__Task description__
Filter this data down to the lines that hold "title", and copy them.

__Available records__
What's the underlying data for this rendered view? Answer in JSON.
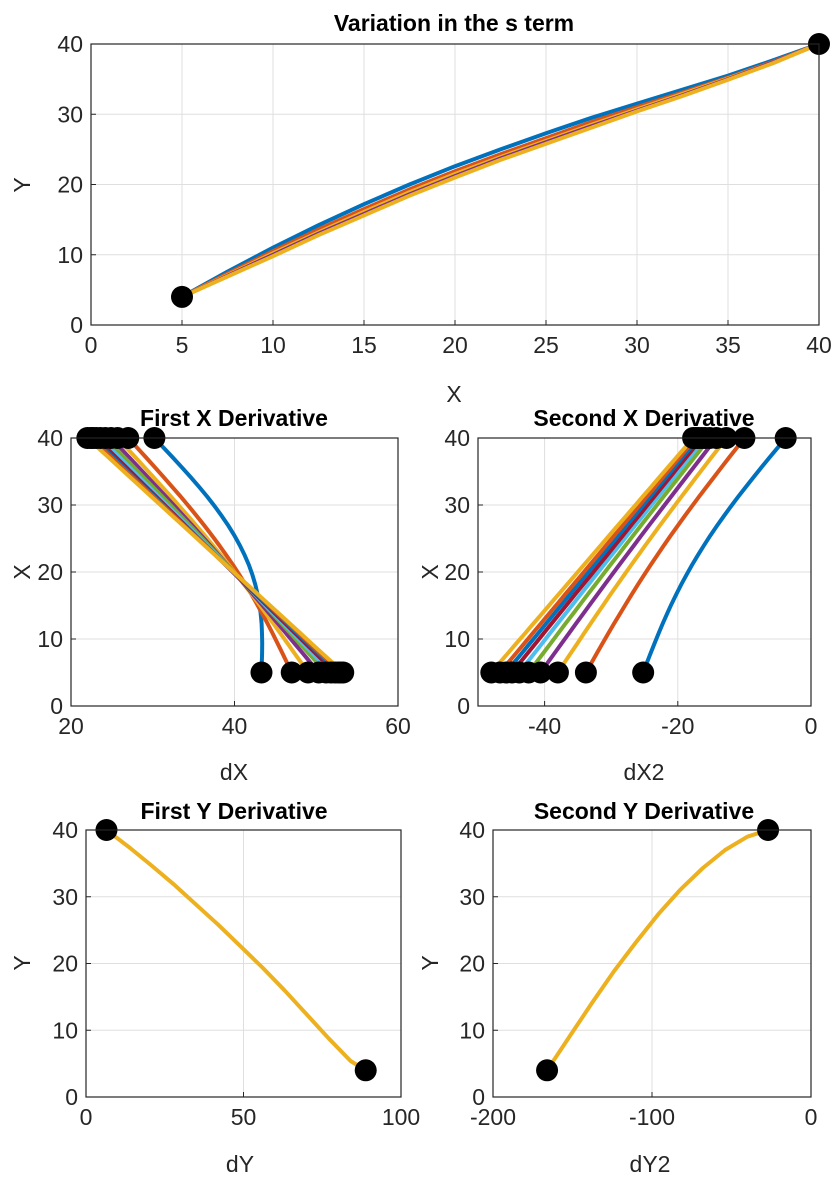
{
  "colors": {
    "palette": [
      "#0072BD",
      "#D95319",
      "#EDB120",
      "#7E2F8E",
      "#77AC30",
      "#4DBEEE",
      "#A2142F",
      "#0072BD",
      "#D95319",
      "#EDB120"
    ],
    "marker": "#000000",
    "grid": "#dfdfdf",
    "axis": "#262626"
  },
  "chart_data": [
    {
      "id": "s-term",
      "type": "line",
      "title": "Variation in the s term",
      "xlabel": "X",
      "ylabel": "Y",
      "xlim": [
        0,
        40
      ],
      "ylim": [
        0,
        40
      ],
      "xticks": [
        0,
        5,
        10,
        15,
        20,
        25,
        30,
        35,
        40
      ],
      "yticks": [
        0,
        10,
        20,
        30,
        40
      ],
      "grid": true,
      "endpoints": [
        [
          5,
          4
        ],
        [
          40,
          40
        ]
      ],
      "series": [
        {
          "color_index": 0,
          "points": [
            [
              5,
              4
            ],
            [
              7.5,
              7.6
            ],
            [
              10,
              11.0
            ],
            [
              12.5,
              14.2
            ],
            [
              15,
              17.2
            ],
            [
              17.5,
              20.0
            ],
            [
              20,
              22.6
            ],
            [
              22.5,
              25.0
            ],
            [
              25,
              27.3
            ],
            [
              27.5,
              29.5
            ],
            [
              30,
              31.5
            ],
            [
              32.5,
              33.5
            ],
            [
              35,
              35.5
            ],
            [
              37.5,
              37.7
            ],
            [
              40,
              40
            ]
          ]
        },
        {
          "color_index": 1,
          "points": [
            [
              5,
              4
            ],
            [
              7.5,
              7.3
            ],
            [
              10,
              10.5
            ],
            [
              12.5,
              13.6
            ],
            [
              15,
              16.5
            ],
            [
              17.5,
              19.3
            ],
            [
              20,
              21.9
            ],
            [
              22.5,
              24.3
            ],
            [
              25,
              26.6
            ],
            [
              27.5,
              28.9
            ],
            [
              30,
              31.0
            ],
            [
              32.5,
              33.1
            ],
            [
              35,
              35.2
            ],
            [
              37.5,
              37.5
            ],
            [
              40,
              40
            ]
          ]
        },
        {
          "color_index": 2,
          "points": [
            [
              5,
              4
            ],
            [
              7.5,
              7.1
            ],
            [
              10,
              10.2
            ],
            [
              12.5,
              13.2
            ],
            [
              15,
              16.1
            ],
            [
              17.5,
              18.9
            ],
            [
              20,
              21.5
            ],
            [
              22.5,
              23.9
            ],
            [
              25,
              26.2
            ],
            [
              27.5,
              28.5
            ],
            [
              30,
              30.7
            ],
            [
              32.5,
              32.9
            ],
            [
              35,
              35.1
            ],
            [
              37.5,
              37.4
            ],
            [
              40,
              40
            ]
          ]
        },
        {
          "color_index": 3,
          "points": [
            [
              5,
              4
            ],
            [
              7.5,
              7.0
            ],
            [
              10,
              10.0
            ],
            [
              12.5,
              13.0
            ],
            [
              15,
              15.8
            ],
            [
              17.5,
              18.6
            ],
            [
              20,
              21.2
            ],
            [
              22.5,
              23.7
            ],
            [
              25,
              26.0
            ],
            [
              27.5,
              28.3
            ],
            [
              30,
              30.5
            ],
            [
              32.5,
              32.7
            ],
            [
              35,
              35.0
            ],
            [
              37.5,
              37.4
            ],
            [
              40,
              40
            ]
          ]
        },
        {
          "color_index": 9,
          "points": [
            [
              5,
              4
            ],
            [
              7.5,
              6.9
            ],
            [
              10,
              9.8
            ],
            [
              12.5,
              12.8
            ],
            [
              15,
              15.6
            ],
            [
              17.5,
              18.4
            ],
            [
              20,
              21.0
            ],
            [
              22.5,
              23.5
            ],
            [
              25,
              25.8
            ],
            [
              27.5,
              28.1
            ],
            [
              30,
              30.4
            ],
            [
              32.5,
              32.6
            ],
            [
              35,
              34.9
            ],
            [
              37.5,
              37.3
            ],
            [
              40,
              40
            ]
          ]
        }
      ]
    },
    {
      "id": "dx",
      "type": "line",
      "title": "First X Derivative",
      "xlabel": "dX",
      "ylabel": "X",
      "xlim": [
        20,
        60
      ],
      "ylim": [
        0,
        40
      ],
      "xticks": [
        20,
        40,
        60
      ],
      "yticks": [
        0,
        10,
        20,
        30,
        40
      ],
      "grid": true,
      "series": [
        {
          "color_index": 0,
          "start": [
            43.3,
            5
          ],
          "end": [
            30.2,
            40
          ],
          "bow": 4.5
        },
        {
          "color_index": 1,
          "start": [
            47.0,
            5
          ],
          "end": [
            27.0,
            40
          ],
          "bow": 2.0
        },
        {
          "color_index": 2,
          "start": [
            49.0,
            5
          ],
          "end": [
            25.7,
            40
          ],
          "bow": 1.0
        },
        {
          "color_index": 3,
          "start": [
            50.3,
            5
          ],
          "end": [
            24.9,
            40
          ],
          "bow": 0.5
        },
        {
          "color_index": 4,
          "start": [
            51.2,
            5
          ],
          "end": [
            24.2,
            40
          ],
          "bow": 0.3
        },
        {
          "color_index": 5,
          "start": [
            51.8,
            5
          ],
          "end": [
            23.6,
            40
          ],
          "bow": 0.1
        },
        {
          "color_index": 6,
          "start": [
            52.3,
            5
          ],
          "end": [
            23.1,
            40
          ],
          "bow": 0.0
        },
        {
          "color_index": 7,
          "start": [
            52.7,
            5
          ],
          "end": [
            22.7,
            40
          ],
          "bow": 0.0
        },
        {
          "color_index": 8,
          "start": [
            53.0,
            5
          ],
          "end": [
            22.4,
            40
          ],
          "bow": 0.0
        },
        {
          "color_index": 9,
          "start": [
            53.3,
            5
          ],
          "end": [
            22.0,
            40
          ],
          "bow": 0.0
        }
      ]
    },
    {
      "id": "dx2",
      "type": "line",
      "title": "Second X Derivative",
      "xlabel": "dX2",
      "ylabel": "X",
      "xlim": [
        -50,
        0
      ],
      "ylim": [
        0,
        40
      ],
      "xticks": [
        -40,
        -20,
        0
      ],
      "yticks": [
        0,
        10,
        20,
        30,
        40
      ],
      "grid": true,
      "series": [
        {
          "color_index": 0,
          "start": [
            -25.2,
            5
          ],
          "end": [
            -3.8,
            40
          ],
          "bow": -2.5
        },
        {
          "color_index": 1,
          "start": [
            -33.8,
            5
          ],
          "end": [
            -10.0,
            40
          ],
          "bow": -1.2
        },
        {
          "color_index": 2,
          "start": [
            -38.0,
            5
          ],
          "end": [
            -12.7,
            40
          ],
          "bow": -0.6
        },
        {
          "color_index": 3,
          "start": [
            -40.6,
            5
          ],
          "end": [
            -14.2,
            40
          ],
          "bow": -0.3
        },
        {
          "color_index": 4,
          "start": [
            -42.4,
            5
          ],
          "end": [
            -15.2,
            40
          ],
          "bow": -0.2
        },
        {
          "color_index": 5,
          "start": [
            -43.8,
            5
          ],
          "end": [
            -15.9,
            40
          ],
          "bow": -0.1
        },
        {
          "color_index": 6,
          "start": [
            -44.9,
            5
          ],
          "end": [
            -16.4,
            40
          ],
          "bow": 0.0
        },
        {
          "color_index": 7,
          "start": [
            -45.8,
            5
          ],
          "end": [
            -16.9,
            40
          ],
          "bow": 0.0
        },
        {
          "color_index": 8,
          "start": [
            -46.7,
            5
          ],
          "end": [
            -17.3,
            40
          ],
          "bow": 0.0
        },
        {
          "color_index": 9,
          "start": [
            -48.0,
            5
          ],
          "end": [
            -17.7,
            40
          ],
          "bow": 0.0
        }
      ]
    },
    {
      "id": "dy",
      "type": "line",
      "title": "First Y Derivative",
      "xlabel": "dY",
      "ylabel": "Y",
      "xlim": [
        0,
        100
      ],
      "ylim": [
        0,
        40
      ],
      "xticks": [
        0,
        50,
        100
      ],
      "yticks": [
        0,
        10,
        20,
        30,
        40
      ],
      "grid": true,
      "endpoints": [
        [
          6.5,
          40
        ],
        [
          88.8,
          4
        ]
      ],
      "series": [
        {
          "color_index": 9,
          "points": [
            [
              6.5,
              40
            ],
            [
              14,
              37.3
            ],
            [
              21,
              34.6
            ],
            [
              28,
              31.8
            ],
            [
              35,
              28.8
            ],
            [
              42,
              25.8
            ],
            [
              49,
              22.6
            ],
            [
              56,
              19.4
            ],
            [
              63,
              16.0
            ],
            [
              70,
              12.4
            ],
            [
              77,
              8.8
            ],
            [
              84,
              5.4
            ],
            [
              88.8,
              4
            ]
          ]
        }
      ]
    },
    {
      "id": "dy2",
      "type": "line",
      "title": "Second Y Derivative",
      "xlabel": "dY2",
      "ylabel": "Y",
      "xlim": [
        -200,
        0
      ],
      "ylim": [
        0,
        40
      ],
      "xticks": [
        -200,
        -100,
        0
      ],
      "yticks": [
        0,
        10,
        20,
        30,
        40
      ],
      "grid": true,
      "endpoints": [
        [
          -166,
          4
        ],
        [
          -27,
          40
        ]
      ],
      "series": [
        {
          "color_index": 9,
          "points": [
            [
              -166,
              4
            ],
            [
              -152,
              9.0
            ],
            [
              -138,
              14.0
            ],
            [
              -124,
              18.8
            ],
            [
              -110,
              23.2
            ],
            [
              -96,
              27.4
            ],
            [
              -82,
              31.1
            ],
            [
              -68,
              34.3
            ],
            [
              -54,
              37.0
            ],
            [
              -40,
              39.0
            ],
            [
              -27,
              40
            ]
          ]
        }
      ]
    }
  ]
}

__Solution to this task__
      "title": "Variation in the s term",
      "title": "First X Derivative",
      "title": "Second X Derivative",
      "title": "First Y Derivative",
      "title": "Second Y Derivative",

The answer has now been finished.